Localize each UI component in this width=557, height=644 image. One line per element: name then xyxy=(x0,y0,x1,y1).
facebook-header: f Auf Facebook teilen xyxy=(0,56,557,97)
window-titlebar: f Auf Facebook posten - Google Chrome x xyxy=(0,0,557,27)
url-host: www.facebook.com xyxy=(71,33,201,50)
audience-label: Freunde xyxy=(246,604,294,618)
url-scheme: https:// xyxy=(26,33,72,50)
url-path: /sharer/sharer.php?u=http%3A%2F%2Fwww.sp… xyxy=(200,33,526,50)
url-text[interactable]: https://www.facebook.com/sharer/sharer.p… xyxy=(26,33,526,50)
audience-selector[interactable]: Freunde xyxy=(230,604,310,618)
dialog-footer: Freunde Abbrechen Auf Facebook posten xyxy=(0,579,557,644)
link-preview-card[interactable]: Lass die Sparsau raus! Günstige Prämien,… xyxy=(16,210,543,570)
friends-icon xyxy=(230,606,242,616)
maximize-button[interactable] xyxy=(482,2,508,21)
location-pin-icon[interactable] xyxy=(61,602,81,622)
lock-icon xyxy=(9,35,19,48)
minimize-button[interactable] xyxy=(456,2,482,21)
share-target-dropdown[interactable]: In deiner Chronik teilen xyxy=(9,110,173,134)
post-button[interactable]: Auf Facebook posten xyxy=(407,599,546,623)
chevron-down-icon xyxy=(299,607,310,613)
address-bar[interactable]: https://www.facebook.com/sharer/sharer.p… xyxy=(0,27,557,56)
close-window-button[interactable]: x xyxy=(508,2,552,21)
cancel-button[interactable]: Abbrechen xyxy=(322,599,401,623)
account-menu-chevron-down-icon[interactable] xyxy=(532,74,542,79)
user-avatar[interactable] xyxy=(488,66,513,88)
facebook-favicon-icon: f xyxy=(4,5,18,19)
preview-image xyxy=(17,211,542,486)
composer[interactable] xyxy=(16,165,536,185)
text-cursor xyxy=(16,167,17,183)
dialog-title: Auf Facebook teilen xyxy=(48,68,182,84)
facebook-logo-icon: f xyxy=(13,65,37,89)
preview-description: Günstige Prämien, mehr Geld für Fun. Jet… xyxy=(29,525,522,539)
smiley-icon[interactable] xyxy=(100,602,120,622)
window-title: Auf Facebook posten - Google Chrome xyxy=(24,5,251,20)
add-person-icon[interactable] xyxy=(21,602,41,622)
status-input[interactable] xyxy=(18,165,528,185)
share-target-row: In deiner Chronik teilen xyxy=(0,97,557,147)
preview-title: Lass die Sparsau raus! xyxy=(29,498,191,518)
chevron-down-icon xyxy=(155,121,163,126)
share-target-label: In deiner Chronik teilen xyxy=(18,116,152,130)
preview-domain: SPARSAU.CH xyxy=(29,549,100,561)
........
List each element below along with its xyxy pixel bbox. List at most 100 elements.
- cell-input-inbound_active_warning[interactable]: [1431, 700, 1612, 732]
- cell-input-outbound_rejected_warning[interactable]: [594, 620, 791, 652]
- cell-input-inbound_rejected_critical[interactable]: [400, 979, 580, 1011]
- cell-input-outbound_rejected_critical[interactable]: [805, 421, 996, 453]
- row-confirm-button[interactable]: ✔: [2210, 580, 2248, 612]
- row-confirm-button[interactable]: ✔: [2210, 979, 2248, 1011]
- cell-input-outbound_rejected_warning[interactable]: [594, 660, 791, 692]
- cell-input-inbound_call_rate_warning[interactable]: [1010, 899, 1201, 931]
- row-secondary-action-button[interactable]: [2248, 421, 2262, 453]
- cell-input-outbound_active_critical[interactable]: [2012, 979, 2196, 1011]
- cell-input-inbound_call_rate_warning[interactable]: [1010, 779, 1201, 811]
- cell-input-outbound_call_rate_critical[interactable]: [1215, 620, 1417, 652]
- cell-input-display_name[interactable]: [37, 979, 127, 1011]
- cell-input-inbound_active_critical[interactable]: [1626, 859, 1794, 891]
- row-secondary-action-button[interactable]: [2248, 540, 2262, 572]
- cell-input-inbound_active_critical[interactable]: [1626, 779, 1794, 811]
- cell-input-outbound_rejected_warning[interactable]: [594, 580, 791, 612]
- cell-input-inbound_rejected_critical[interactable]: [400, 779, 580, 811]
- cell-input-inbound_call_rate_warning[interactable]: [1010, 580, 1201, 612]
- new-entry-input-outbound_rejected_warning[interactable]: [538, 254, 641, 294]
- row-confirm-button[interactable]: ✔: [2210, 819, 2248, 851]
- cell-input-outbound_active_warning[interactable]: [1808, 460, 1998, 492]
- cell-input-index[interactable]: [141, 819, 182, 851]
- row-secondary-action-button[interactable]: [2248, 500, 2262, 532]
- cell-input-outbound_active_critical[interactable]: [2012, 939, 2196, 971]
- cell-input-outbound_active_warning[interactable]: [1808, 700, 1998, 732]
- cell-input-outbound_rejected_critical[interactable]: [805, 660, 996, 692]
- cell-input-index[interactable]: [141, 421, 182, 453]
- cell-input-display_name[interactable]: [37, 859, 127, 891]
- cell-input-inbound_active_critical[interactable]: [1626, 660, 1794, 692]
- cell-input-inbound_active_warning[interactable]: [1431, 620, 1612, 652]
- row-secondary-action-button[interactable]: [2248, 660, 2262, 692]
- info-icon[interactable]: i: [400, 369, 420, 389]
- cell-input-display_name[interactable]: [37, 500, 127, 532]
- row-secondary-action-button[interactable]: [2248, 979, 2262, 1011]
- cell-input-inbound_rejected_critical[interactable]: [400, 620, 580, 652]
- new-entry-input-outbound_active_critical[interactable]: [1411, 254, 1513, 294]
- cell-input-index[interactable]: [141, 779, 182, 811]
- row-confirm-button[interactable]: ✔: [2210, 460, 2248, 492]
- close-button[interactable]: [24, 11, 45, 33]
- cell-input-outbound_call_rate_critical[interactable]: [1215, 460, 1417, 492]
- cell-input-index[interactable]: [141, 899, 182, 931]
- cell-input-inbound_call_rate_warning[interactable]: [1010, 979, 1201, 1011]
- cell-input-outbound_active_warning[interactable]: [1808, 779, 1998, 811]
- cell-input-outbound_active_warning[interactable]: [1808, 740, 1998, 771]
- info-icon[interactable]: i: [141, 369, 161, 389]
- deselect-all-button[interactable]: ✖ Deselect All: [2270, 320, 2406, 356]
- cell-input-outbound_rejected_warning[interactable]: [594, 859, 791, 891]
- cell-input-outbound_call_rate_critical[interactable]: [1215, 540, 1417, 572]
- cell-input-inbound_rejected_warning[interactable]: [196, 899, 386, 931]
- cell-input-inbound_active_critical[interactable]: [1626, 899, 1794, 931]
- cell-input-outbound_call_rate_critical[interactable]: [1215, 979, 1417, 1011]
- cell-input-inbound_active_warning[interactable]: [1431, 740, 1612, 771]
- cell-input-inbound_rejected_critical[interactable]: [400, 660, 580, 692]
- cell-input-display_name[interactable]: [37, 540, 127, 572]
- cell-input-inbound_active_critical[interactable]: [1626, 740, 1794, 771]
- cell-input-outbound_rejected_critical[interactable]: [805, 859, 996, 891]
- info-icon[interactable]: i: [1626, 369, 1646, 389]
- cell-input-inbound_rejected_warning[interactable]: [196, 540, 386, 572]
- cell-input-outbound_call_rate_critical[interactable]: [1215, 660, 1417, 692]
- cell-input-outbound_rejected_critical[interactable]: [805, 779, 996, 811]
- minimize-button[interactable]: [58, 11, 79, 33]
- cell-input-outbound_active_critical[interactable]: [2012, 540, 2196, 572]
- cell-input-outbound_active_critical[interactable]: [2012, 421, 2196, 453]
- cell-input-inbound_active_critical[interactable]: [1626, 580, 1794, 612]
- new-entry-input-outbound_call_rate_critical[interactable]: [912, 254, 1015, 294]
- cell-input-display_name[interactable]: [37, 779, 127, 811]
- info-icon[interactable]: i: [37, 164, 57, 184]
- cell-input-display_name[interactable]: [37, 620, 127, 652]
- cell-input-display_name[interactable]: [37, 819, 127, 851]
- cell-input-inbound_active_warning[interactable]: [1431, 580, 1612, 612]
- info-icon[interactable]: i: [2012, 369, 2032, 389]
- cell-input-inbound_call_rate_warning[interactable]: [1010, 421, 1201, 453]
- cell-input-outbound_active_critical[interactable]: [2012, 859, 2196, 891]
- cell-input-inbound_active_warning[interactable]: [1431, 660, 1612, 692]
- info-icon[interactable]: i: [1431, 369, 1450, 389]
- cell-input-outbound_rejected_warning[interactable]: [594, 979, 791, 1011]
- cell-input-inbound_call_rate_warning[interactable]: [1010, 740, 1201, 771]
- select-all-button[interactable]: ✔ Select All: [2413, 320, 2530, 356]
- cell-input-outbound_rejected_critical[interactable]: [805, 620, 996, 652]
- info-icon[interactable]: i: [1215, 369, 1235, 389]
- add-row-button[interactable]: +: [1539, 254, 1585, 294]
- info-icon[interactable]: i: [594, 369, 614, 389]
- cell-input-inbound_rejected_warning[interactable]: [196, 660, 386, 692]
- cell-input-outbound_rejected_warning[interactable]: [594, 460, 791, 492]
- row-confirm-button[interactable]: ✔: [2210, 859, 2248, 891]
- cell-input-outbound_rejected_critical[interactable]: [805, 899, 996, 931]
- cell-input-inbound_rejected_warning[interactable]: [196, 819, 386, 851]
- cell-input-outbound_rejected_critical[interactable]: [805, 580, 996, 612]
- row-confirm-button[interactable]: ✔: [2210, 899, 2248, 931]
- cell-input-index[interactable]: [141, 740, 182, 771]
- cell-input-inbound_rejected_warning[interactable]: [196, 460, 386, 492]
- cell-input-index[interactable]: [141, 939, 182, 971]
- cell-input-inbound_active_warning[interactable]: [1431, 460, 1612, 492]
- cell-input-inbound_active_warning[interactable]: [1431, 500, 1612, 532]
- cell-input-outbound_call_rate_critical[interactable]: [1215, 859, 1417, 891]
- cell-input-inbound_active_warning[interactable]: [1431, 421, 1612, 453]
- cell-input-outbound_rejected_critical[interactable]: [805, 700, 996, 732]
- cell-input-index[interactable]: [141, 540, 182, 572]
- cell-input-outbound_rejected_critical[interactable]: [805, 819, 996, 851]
........
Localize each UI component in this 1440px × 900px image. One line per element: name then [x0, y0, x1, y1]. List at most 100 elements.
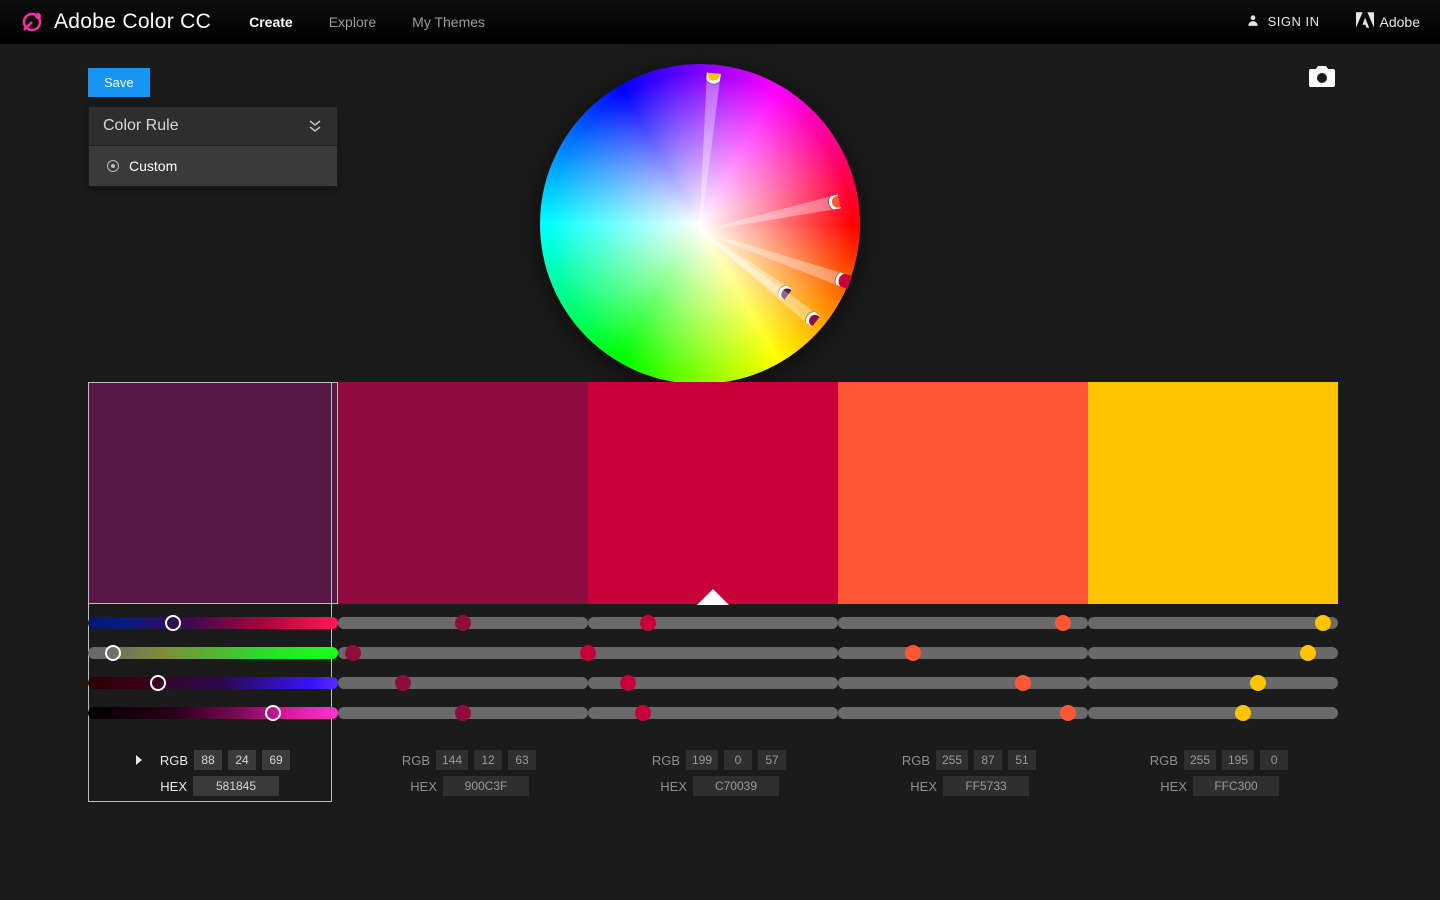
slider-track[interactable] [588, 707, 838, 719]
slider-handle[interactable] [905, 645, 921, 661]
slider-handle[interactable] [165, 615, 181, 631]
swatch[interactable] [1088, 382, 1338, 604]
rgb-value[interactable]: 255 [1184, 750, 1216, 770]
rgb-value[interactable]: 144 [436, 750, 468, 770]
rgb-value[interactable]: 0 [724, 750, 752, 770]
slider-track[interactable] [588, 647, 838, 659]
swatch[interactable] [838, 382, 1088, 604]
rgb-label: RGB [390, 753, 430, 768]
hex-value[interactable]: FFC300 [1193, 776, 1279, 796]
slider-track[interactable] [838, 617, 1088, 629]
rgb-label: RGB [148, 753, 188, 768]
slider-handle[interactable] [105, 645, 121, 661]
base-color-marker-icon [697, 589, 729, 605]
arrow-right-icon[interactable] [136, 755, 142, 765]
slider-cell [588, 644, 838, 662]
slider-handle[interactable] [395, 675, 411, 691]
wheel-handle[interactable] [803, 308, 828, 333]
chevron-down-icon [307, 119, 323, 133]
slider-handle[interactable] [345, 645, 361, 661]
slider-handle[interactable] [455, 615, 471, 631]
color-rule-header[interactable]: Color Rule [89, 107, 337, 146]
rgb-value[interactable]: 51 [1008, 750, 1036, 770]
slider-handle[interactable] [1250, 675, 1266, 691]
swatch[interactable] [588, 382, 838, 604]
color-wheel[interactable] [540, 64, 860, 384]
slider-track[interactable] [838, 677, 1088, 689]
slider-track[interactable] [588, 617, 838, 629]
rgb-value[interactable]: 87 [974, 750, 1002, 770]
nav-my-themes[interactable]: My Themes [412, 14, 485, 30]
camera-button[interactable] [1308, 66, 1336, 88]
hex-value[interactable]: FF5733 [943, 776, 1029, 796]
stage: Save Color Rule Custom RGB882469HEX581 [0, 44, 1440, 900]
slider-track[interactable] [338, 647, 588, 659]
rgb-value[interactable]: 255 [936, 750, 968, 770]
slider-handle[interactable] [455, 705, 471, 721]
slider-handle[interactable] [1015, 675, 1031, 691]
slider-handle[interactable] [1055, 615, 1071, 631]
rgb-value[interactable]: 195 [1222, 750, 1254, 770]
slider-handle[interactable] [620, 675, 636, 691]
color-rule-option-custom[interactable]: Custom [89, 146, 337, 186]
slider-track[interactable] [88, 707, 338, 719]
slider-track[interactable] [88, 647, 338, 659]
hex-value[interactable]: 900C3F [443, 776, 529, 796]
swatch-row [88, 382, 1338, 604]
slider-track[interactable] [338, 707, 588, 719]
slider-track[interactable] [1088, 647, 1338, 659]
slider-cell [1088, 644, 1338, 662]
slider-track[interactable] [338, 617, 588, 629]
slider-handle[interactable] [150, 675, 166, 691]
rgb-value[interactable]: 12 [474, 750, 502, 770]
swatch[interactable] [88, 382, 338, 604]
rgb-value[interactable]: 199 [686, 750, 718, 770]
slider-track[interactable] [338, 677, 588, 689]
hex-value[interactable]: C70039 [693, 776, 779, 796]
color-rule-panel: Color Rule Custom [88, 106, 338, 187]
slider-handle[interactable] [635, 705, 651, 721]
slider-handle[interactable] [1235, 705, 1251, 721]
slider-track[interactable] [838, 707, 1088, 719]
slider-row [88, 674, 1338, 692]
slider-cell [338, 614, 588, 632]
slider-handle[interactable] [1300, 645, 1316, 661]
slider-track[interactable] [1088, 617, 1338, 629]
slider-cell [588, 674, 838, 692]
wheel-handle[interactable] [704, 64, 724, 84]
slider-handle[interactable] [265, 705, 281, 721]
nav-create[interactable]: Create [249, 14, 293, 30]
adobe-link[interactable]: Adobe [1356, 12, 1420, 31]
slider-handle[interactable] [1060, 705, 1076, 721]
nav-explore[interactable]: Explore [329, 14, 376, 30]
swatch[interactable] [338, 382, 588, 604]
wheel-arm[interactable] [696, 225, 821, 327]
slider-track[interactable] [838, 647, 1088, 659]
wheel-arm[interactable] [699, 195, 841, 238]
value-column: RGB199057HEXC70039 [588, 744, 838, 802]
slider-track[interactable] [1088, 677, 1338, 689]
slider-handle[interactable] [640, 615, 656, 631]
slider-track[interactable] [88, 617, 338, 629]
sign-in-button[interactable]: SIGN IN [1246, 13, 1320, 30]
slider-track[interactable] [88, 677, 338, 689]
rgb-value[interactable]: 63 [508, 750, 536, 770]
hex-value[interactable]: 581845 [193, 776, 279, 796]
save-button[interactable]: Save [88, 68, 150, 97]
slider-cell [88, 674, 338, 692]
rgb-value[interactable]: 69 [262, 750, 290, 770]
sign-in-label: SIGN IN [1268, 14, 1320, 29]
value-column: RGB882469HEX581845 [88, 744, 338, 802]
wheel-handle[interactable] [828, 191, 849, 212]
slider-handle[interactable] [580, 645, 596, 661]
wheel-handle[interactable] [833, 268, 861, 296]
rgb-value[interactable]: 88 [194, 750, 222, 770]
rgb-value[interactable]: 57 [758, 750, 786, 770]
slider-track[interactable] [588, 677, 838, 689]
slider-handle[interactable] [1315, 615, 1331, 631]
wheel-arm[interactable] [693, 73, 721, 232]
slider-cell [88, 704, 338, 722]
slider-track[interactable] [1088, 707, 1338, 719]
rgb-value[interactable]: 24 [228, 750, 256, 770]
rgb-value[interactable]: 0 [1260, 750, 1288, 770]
........
Rewrite the records starting at the line that has "slider-track[interactable] [588, 707, 838, 719]" and stopping after the line that has "rgb-label: RGB [148, 753, 188, 768]", with "swatch" changed to "color-swatch" and everything else left as it is.

slider-track[interactable] [588, 707, 838, 719]
slider-handle[interactable] [905, 645, 921, 661]
slider-handle[interactable] [165, 615, 181, 631]
color-swatch[interactable] [1088, 382, 1338, 604]
rgb-value[interactable]: 255 [1184, 750, 1216, 770]
rgb-value[interactable]: 144 [436, 750, 468, 770]
rgb-value[interactable]: 0 [724, 750, 752, 770]
slider-track[interactable] [588, 647, 838, 659]
color-swatch[interactable] [838, 382, 1088, 604]
rgb-label: RGB [390, 753, 430, 768]
hex-value[interactable]: FFC300 [1193, 776, 1279, 796]
slider-track[interactable] [838, 617, 1088, 629]
rgb-label: RGB [148, 753, 188, 768]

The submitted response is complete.